__Data lines__.
■ ■ ■ ■ ■ ■ ■

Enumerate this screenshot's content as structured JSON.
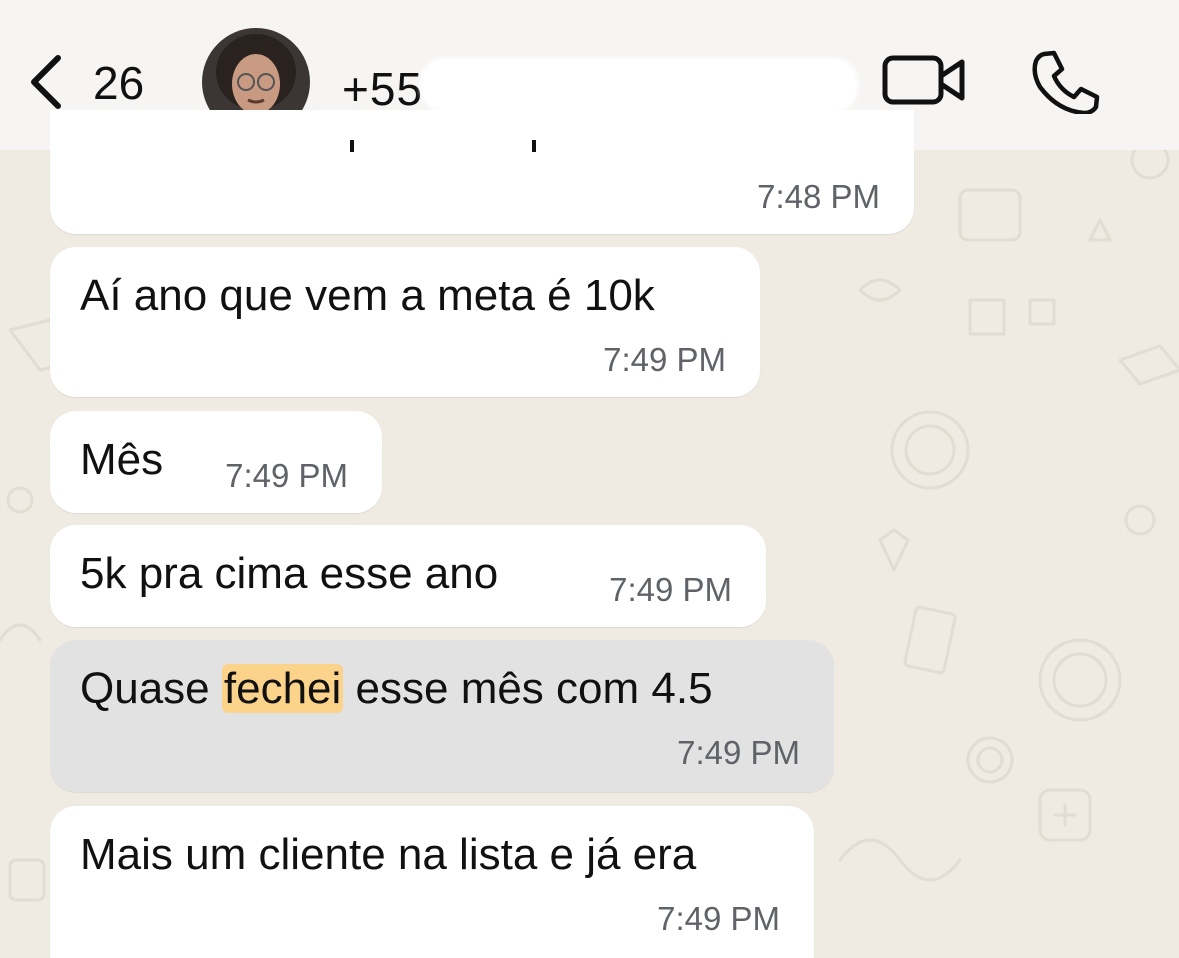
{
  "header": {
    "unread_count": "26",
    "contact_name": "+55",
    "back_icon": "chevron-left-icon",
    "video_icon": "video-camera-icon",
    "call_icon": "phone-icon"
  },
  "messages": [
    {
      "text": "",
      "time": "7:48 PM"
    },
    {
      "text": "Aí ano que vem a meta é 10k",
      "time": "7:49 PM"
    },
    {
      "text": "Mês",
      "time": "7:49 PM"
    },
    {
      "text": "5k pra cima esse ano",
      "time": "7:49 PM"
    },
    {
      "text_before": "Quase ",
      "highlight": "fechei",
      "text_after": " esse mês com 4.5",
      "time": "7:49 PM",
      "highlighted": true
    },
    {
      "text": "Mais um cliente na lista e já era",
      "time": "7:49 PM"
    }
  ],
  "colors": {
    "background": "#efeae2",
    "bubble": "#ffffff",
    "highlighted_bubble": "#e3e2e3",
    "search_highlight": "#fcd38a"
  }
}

■ ■ ■ ■ ■ ■ ■

__Work to do__.
Copy each line that holds the word "esse".

__Answer to this problem__.
      "text": "5k pra cima esse ano",
      "text_after": " esse mês com 4.5",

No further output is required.